**SHORT EXERCISE**
Transcribe the data in full and exactly, omitting any pictures.

**RECORDS FOR THIS TASK**
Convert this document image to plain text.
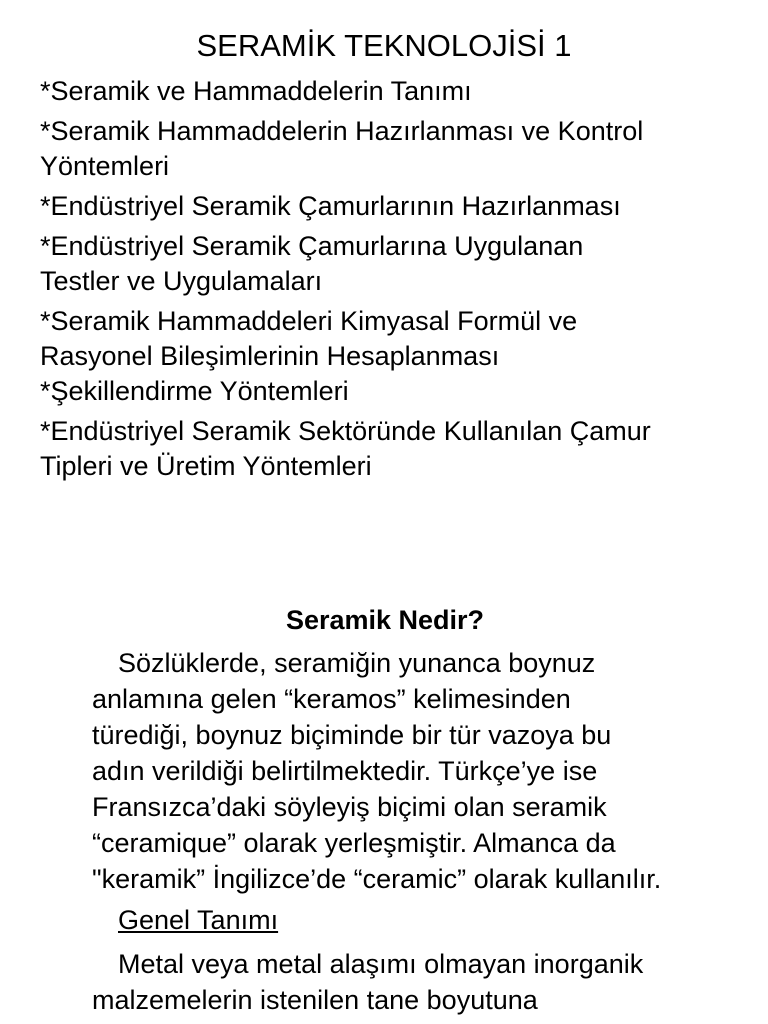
SERAMİK TEKNOLOJİSİ 1
*Seramik ve Hammaddelerin Tanımı
*Seramik Hammaddelerin Hazırlanması ve Kontrol
Yöntemleri
*Endüstriyel Seramik Çamurlarının Hazırlanması
*Endüstriyel Seramik Çamurlarına Uygulanan
Testler ve Uygulamaları
*Seramik Hammaddeleri Kimyasal Formül ve
Rasyonel Bileşimlerinin Hesaplanması
*Şekillendirme Yöntemleri
*Endüstriyel Seramik Sektöründe Kullanılan Çamur
Tipleri ve Üretim Yöntemleri
Seramik Nedir?

Sözlüklerde, seramiğin yunanca boynuz
anlamına gelen “keramos” kelimesinden
türediği, boynuz biçiminde bir tür vazoya bu
adın verildiği belirtilmektedir. Türkçe’ye ise
Fransızca’daki söyleyiş biçimi olan seramik
“ceramique” olarak yerleşmiştir. Almanca da
"keramik” İngilizce’de “ceramic” olarak kullanılır.

Genel Tanımı

Metal veya metal alaşımı olmayan inorganik
malzemelerin istenilen tane boyutuna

**SOLUTION**
Convert this document image to plain text.
SERAMİK TEKNOLOJİSİ 1
*Seramik ve Hammaddelerin Tanımı
*Seramik Hammaddelerin Hazırlanması ve Kontrol
Yöntemleri
*Endüstriyel Seramik Çamurlarının Hazırlanması
*Endüstriyel Seramik Çamurlarına Uygulanan
Testler ve Uygulamaları
*Seramik Hammaddeleri Kimyasal Formül ve
Rasyonel Bileşimlerinin Hesaplanması
*Şekillendirme Yöntemleri
*Endüstriyel Seramik Sektöründe Kullanılan Çamur
Tipleri ve Üretim Yöntemleri
Seramik Nedir?

Sözlüklerde, seramiğin yunanca boynuz
anlamına gelen “keramos” kelimesinden
türediği, boynuz biçiminde bir tür vazoya bu
adın verildiği belirtilmektedir. Türkçe’ye ise
Fransızca’daki söyleyiş biçimi olan seramik
“ceramique” olarak yerleşmiştir. Almanca da
"keramik” İngilizce’de “ceramic” olarak kullanılır.

Genel Tanımı

Metal veya metal alaşımı olmayan inorganik
malzemelerin istenilen tane boyutuna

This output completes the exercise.